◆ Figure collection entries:
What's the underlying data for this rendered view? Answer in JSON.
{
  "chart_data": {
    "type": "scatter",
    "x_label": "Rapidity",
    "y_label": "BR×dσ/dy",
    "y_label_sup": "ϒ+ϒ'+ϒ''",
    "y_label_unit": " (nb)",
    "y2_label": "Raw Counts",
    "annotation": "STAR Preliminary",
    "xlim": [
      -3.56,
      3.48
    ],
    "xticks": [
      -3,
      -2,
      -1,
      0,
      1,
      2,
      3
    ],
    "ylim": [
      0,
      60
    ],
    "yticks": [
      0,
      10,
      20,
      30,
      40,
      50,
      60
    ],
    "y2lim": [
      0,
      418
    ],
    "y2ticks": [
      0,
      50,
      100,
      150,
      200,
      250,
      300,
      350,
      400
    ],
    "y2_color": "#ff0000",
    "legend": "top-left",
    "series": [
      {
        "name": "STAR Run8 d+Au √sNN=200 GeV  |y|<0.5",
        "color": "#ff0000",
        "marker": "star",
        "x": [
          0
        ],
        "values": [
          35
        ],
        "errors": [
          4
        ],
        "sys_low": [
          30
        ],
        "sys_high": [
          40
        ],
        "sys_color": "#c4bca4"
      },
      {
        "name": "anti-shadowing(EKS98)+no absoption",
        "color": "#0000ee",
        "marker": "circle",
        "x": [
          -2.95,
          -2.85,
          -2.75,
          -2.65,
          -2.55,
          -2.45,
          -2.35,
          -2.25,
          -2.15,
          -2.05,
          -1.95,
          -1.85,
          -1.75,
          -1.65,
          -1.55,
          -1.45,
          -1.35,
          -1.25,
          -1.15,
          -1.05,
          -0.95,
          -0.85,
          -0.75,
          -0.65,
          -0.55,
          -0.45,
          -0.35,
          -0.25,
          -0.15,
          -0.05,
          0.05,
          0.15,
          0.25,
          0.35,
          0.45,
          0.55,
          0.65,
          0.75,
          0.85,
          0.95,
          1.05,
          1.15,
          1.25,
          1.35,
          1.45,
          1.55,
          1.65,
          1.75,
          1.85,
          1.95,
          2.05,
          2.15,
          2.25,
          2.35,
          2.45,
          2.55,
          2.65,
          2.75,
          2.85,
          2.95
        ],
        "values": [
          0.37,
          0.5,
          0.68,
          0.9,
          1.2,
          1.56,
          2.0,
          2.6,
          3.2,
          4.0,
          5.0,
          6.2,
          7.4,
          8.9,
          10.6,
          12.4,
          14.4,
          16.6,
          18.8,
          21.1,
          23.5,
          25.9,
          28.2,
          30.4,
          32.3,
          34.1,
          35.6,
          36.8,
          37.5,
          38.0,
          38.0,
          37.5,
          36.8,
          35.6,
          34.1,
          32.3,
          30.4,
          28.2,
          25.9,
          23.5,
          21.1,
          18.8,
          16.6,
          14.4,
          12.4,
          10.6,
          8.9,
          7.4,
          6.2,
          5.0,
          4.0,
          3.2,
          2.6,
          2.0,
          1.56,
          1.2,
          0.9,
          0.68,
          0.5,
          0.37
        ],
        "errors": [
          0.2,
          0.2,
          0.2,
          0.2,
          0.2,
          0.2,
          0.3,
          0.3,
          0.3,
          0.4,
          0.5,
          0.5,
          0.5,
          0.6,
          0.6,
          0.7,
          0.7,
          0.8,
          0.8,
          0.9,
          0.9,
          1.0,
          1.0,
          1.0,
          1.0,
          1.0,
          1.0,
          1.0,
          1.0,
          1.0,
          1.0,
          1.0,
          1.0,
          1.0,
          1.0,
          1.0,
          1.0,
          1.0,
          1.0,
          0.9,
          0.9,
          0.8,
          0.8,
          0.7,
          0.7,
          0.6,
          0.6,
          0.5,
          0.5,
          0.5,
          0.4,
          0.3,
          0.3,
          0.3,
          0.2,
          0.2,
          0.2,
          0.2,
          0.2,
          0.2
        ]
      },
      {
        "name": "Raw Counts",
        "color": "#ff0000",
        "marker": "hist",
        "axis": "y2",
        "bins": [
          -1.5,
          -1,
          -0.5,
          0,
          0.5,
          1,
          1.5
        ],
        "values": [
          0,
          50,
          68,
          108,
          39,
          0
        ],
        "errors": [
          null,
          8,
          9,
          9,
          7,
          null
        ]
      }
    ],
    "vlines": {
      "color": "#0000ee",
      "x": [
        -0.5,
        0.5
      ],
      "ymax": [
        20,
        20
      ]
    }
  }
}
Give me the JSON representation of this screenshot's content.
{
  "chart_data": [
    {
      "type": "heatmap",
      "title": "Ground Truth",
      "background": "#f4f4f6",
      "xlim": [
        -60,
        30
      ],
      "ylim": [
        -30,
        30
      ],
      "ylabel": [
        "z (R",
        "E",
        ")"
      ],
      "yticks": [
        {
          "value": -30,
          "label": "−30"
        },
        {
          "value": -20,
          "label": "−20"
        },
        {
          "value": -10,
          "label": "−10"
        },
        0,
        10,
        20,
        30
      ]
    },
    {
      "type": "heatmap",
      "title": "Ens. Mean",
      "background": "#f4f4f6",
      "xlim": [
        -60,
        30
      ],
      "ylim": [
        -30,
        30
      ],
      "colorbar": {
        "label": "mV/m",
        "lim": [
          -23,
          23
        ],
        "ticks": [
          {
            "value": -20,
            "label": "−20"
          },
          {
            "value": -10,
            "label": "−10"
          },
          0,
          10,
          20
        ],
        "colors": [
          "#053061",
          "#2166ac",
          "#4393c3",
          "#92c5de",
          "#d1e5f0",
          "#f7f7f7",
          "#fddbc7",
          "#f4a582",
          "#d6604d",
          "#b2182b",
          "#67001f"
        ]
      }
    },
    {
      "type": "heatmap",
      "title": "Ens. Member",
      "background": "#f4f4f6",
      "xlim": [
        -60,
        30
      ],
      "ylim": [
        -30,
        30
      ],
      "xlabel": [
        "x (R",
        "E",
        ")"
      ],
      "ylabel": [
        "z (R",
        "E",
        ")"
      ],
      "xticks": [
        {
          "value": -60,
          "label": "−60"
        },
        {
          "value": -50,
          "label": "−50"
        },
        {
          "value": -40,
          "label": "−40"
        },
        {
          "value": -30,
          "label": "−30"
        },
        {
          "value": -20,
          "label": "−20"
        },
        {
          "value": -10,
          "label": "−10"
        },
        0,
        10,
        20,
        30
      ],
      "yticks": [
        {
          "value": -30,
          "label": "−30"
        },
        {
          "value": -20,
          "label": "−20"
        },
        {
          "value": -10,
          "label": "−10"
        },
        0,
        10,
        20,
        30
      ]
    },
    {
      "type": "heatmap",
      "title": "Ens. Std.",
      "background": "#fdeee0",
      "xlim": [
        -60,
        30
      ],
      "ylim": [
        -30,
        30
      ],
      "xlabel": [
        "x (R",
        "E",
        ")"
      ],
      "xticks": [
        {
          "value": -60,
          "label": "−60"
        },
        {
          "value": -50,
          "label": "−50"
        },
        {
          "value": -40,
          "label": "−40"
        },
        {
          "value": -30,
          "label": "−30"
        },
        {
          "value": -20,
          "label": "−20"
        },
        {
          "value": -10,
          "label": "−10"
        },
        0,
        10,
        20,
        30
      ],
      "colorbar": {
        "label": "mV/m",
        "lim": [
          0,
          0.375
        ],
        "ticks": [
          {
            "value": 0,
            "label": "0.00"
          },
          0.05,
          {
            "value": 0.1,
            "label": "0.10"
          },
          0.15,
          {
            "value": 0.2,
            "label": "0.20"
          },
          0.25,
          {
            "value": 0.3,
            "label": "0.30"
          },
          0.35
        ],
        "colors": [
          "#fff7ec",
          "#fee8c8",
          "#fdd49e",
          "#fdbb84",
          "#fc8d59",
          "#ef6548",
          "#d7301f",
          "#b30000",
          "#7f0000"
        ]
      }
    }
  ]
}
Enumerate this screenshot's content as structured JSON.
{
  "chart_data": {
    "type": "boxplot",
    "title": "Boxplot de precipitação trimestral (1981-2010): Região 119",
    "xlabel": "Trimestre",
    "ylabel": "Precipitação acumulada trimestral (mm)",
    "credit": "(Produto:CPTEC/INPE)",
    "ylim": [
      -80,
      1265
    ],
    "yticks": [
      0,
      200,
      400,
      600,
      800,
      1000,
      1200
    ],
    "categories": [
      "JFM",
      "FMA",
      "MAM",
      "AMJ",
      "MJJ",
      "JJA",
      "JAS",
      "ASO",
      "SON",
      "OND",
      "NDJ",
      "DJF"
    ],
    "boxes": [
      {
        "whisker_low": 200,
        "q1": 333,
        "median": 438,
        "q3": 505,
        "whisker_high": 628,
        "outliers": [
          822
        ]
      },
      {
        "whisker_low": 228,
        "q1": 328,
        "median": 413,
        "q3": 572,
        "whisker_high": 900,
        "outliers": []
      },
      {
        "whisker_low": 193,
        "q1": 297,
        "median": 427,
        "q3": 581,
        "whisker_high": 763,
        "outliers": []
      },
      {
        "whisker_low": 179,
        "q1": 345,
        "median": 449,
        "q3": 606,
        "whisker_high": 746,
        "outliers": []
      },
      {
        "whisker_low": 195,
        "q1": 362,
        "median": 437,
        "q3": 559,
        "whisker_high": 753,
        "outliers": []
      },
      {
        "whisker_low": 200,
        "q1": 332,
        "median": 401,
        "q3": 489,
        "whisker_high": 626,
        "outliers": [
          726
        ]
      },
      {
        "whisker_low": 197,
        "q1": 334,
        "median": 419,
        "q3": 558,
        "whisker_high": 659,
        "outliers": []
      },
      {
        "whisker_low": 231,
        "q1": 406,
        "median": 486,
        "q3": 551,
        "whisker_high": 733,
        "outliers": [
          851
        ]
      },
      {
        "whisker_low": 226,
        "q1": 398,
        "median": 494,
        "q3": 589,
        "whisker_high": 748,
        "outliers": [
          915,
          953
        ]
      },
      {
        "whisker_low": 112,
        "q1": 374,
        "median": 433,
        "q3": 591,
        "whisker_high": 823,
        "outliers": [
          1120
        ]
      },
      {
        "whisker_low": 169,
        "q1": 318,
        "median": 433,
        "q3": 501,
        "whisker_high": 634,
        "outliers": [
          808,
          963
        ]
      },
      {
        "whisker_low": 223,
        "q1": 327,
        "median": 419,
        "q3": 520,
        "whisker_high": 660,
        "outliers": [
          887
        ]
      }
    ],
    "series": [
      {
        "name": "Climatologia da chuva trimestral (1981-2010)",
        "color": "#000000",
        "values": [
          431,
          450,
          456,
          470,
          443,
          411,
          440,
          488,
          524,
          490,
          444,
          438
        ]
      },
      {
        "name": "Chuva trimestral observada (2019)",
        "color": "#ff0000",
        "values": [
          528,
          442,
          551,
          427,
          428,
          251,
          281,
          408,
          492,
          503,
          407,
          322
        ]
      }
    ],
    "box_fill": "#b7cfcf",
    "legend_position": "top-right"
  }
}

◆ WHAT IS BEING ASKED:
Identify every line above with the string "name" in it. Copy those lines.

◆ THE SOLUTION:
        "name": "STAR Run8 d+Au √sNN=200 GeV  |y|<0.5",
        "name": "anti-shadowing(EKS98)+no absoption",
        "name": "Raw Counts",
        "name": "Climatologia da chuva trimestral (1981-2010)",
        "name": "Chuva trimestral observada (2019)",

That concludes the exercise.